- Task objective
Restate all the material verbatim, except for the pictures.

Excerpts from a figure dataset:
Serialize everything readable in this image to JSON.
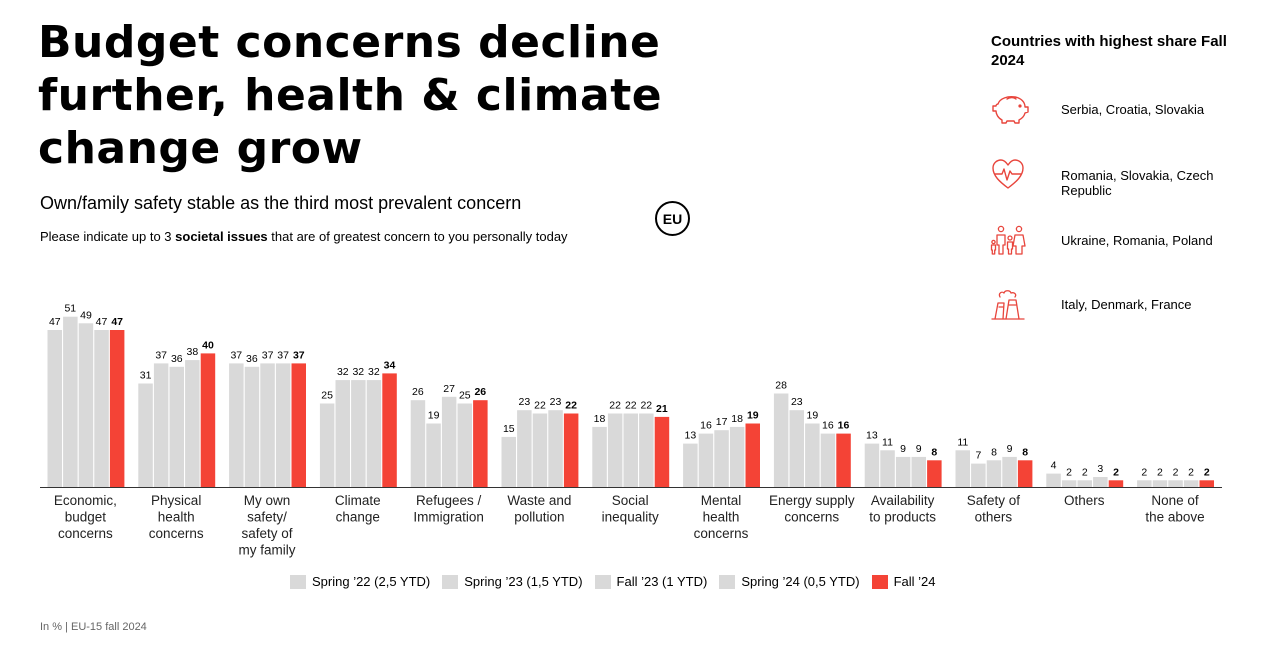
{
  "title": "Budget concerns decline further, health & climate change grow",
  "subtitle": "Own/family safety stable as the third most prevalent concern",
  "question": {
    "pre": "Please indicate up to 3 ",
    "bold": "societal issues",
    "post": " that are of greatest concern to you personally today"
  },
  "badge": "EU",
  "panel": {
    "title": "Countries with highest share Fall 2024",
    "items": [
      {
        "icon": "piggy-bank-icon",
        "text": "Serbia, Croatia, Slovakia"
      },
      {
        "icon": "heart-pulse-icon",
        "text": "Romania, Slovakia, Czech Republic"
      },
      {
        "icon": "family-icon",
        "text": "Ukraine, Romania, Poland"
      },
      {
        "icon": "factory-icon",
        "text": "Italy, Denmark, France"
      }
    ]
  },
  "footnote": "In % | EU-15 fall 2024",
  "colors": {
    "grey": "#d9d9d9",
    "accent": "#f44336",
    "icon": "#e8453c"
  },
  "chart_data": {
    "type": "bar",
    "categories": [
      [
        "Economic,",
        "budget",
        "concerns"
      ],
      [
        "Physical",
        "health",
        "concerns"
      ],
      [
        "My own",
        "safety/",
        "safety of",
        "my family"
      ],
      [
        "Climate",
        "change"
      ],
      [
        "Refugees /",
        "Immigration"
      ],
      [
        "Waste and",
        "pollution"
      ],
      [
        "Social",
        "inequality"
      ],
      [
        "Mental",
        "health",
        "concerns"
      ],
      [
        "Energy supply",
        "concerns"
      ],
      [
        "Availability",
        "to products"
      ],
      [
        "Safety of",
        "others"
      ],
      [
        "Others"
      ],
      [
        "None of",
        "the above"
      ]
    ],
    "series": [
      {
        "name": "Spring ’22 (2,5 YTD)",
        "values": [
          47,
          31,
          37,
          25,
          26,
          15,
          18,
          13,
          28,
          13,
          11,
          4,
          2
        ]
      },
      {
        "name": "Spring ’23 (1,5 YTD)",
        "values": [
          51,
          37,
          36,
          32,
          19,
          23,
          22,
          16,
          23,
          11,
          7,
          2,
          2
        ]
      },
      {
        "name": "Fall ’23 (1 YTD)",
        "values": [
          49,
          36,
          37,
          32,
          27,
          22,
          22,
          17,
          19,
          9,
          8,
          2,
          2
        ]
      },
      {
        "name": "Spring ’24 (0,5 YTD)",
        "values": [
          47,
          38,
          37,
          32,
          25,
          23,
          22,
          18,
          16,
          9,
          9,
          3,
          2
        ]
      },
      {
        "name": "Fall ’24",
        "values": [
          47,
          40,
          37,
          34,
          26,
          22,
          21,
          19,
          16,
          8,
          8,
          2,
          2
        ]
      }
    ],
    "ylim": [
      0,
      55
    ],
    "grid": false,
    "legend_position": "bottom"
  }
}
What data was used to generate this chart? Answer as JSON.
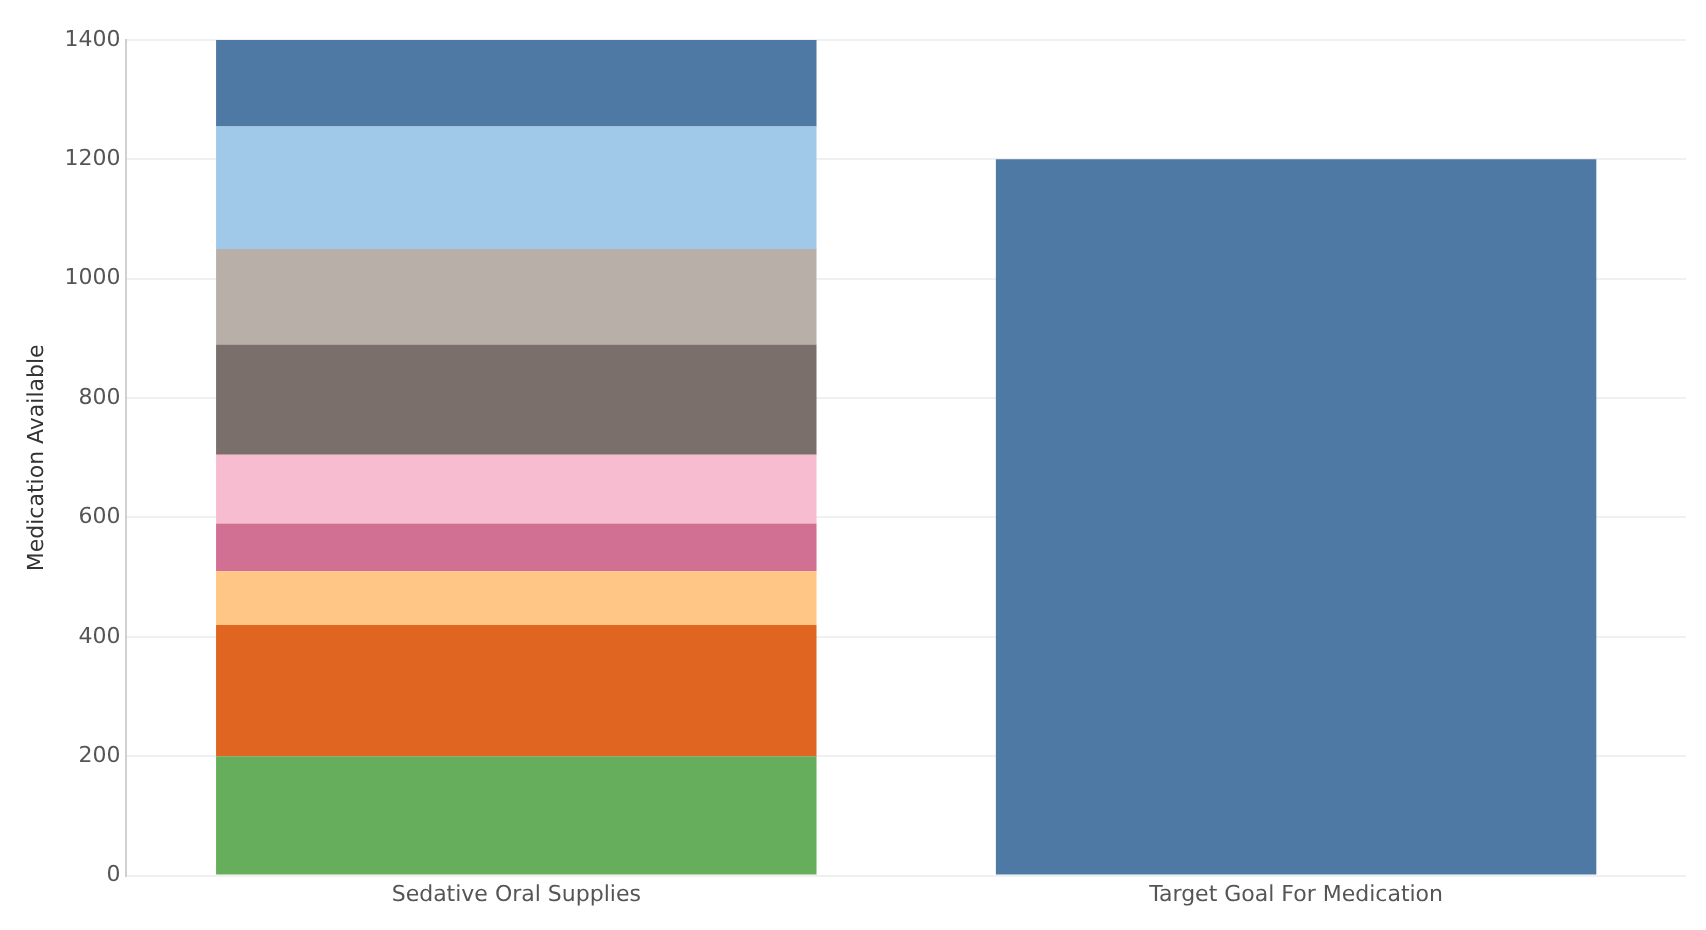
{
  "chart_data": {
    "type": "bar",
    "stacked": true,
    "ylabel": "Medication Available",
    "categories": [
      "Sedative Oral Supplies",
      "Target Goal For Medication"
    ],
    "series": [
      {
        "color": "#66ae5b",
        "values": [
          200,
          null
        ]
      },
      {
        "color": "#e06520",
        "values": [
          220,
          null
        ]
      },
      {
        "color": "#ffc685",
        "values": [
          90,
          null
        ]
      },
      {
        "color": "#d27093",
        "values": [
          80,
          null
        ]
      },
      {
        "color": "#f8bcd1",
        "values": [
          115,
          null
        ]
      },
      {
        "color": "#7a6f6b",
        "values": [
          185,
          null
        ]
      },
      {
        "color": "#b9afa9",
        "values": [
          160,
          null
        ]
      },
      {
        "color": "#a0c8e8",
        "values": [
          205,
          null
        ]
      },
      {
        "color": "#4e79a5",
        "values": [
          145,
          null
        ]
      },
      {
        "color": "#4e79a5",
        "values": [
          null,
          1200
        ]
      }
    ],
    "ylim": [
      0,
      1400
    ],
    "yticks": [
      0,
      200,
      400,
      600,
      800,
      1000,
      1200,
      1400
    ],
    "grid": "y",
    "legend": false
  }
}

- Correct output
Serialize everything readable in this image to JSON.
{
  "title": "Budget concerns decline further, health & climate change grow",
  "subtitle": "Own/family safety stable as the third most prevalent concern",
  "question": {
    "pre": "Please indicate up to 3 ",
    "bold": "societal issues",
    "post": " that are of greatest concern to you personally today"
  },
  "badge": "EU",
  "panel": {
    "title": "Countries with highest share Fall 2024",
    "items": [
      {
        "icon": "piggy-bank-icon",
        "text": "Serbia, Croatia, Slovakia"
      },
      {
        "icon": "heart-pulse-icon",
        "text": "Romania, Slovakia, Czech Republic"
      },
      {
        "icon": "family-icon",
        "text": "Ukraine, Romania, Poland"
      },
      {
        "icon": "factory-icon",
        "text": "Italy, Denmark, France"
      }
    ]
  },
  "footnote": "In % | EU-15 fall 2024",
  "colors": {
    "grey": "#d9d9d9",
    "accent": "#f44336",
    "icon": "#e8453c"
  },
  "chart_data": {
    "type": "bar",
    "categories": [
      [
        "Economic,",
        "budget",
        "concerns"
      ],
      [
        "Physical",
        "health",
        "concerns"
      ],
      [
        "My own",
        "safety/",
        "safety of",
        "my family"
      ],
      [
        "Climate",
        "change"
      ],
      [
        "Refugees /",
        "Immigration"
      ],
      [
        "Waste and",
        "pollution"
      ],
      [
        "Social",
        "inequality"
      ],
      [
        "Mental",
        "health",
        "concerns"
      ],
      [
        "Energy supply",
        "concerns"
      ],
      [
        "Availability",
        "to products"
      ],
      [
        "Safety of",
        "others"
      ],
      [
        "Others"
      ],
      [
        "None of",
        "the above"
      ]
    ],
    "series": [
      {
        "name": "Spring ’22 (2,5 YTD)",
        "values": [
          47,
          31,
          37,
          25,
          26,
          15,
          18,
          13,
          28,
          13,
          11,
          4,
          2
        ]
      },
      {
        "name": "Spring ’23 (1,5 YTD)",
        "values": [
          51,
          37,
          36,
          32,
          19,
          23,
          22,
          16,
          23,
          11,
          7,
          2,
          2
        ]
      },
      {
        "name": "Fall ’23 (1 YTD)",
        "values": [
          49,
          36,
          37,
          32,
          27,
          22,
          22,
          17,
          19,
          9,
          8,
          2,
          2
        ]
      },
      {
        "name": "Spring ’24 (0,5 YTD)",
        "values": [
          47,
          38,
          37,
          32,
          25,
          23,
          22,
          18,
          16,
          9,
          9,
          3,
          2
        ]
      },
      {
        "name": "Fall ’24",
        "values": [
          47,
          40,
          37,
          34,
          26,
          22,
          21,
          19,
          16,
          8,
          8,
          2,
          2
        ]
      }
    ],
    "ylim": [
      0,
      55
    ],
    "grid": false,
    "legend_position": "bottom"
  }
}
What data was used to generate this chart? Answer as JSON.
{
  "chart_data": {
    "type": "bar",
    "stacked": true,
    "ylabel": "Medication Available",
    "categories": [
      "Sedative Oral Supplies",
      "Target Goal For Medication"
    ],
    "series": [
      {
        "color": "#66ae5b",
        "values": [
          200,
          null
        ]
      },
      {
        "color": "#e06520",
        "values": [
          220,
          null
        ]
      },
      {
        "color": "#ffc685",
        "values": [
          90,
          null
        ]
      },
      {
        "color": "#d27093",
        "values": [
          80,
          null
        ]
      },
      {
        "color": "#f8bcd1",
        "values": [
          115,
          null
        ]
      },
      {
        "color": "#7a6f6b",
        "values": [
          185,
          null
        ]
      },
      {
        "color": "#b9afa9",
        "values": [
          160,
          null
        ]
      },
      {
        "color": "#a0c8e8",
        "values": [
          205,
          null
        ]
      },
      {
        "color": "#4e79a5",
        "values": [
          145,
          null
        ]
      },
      {
        "color": "#4e79a5",
        "values": [
          null,
          1200
        ]
      }
    ],
    "ylim": [
      0,
      1400
    ],
    "yticks": [
      0,
      200,
      400,
      600,
      800,
      1000,
      1200,
      1400
    ],
    "grid": "y",
    "legend": false
  }
}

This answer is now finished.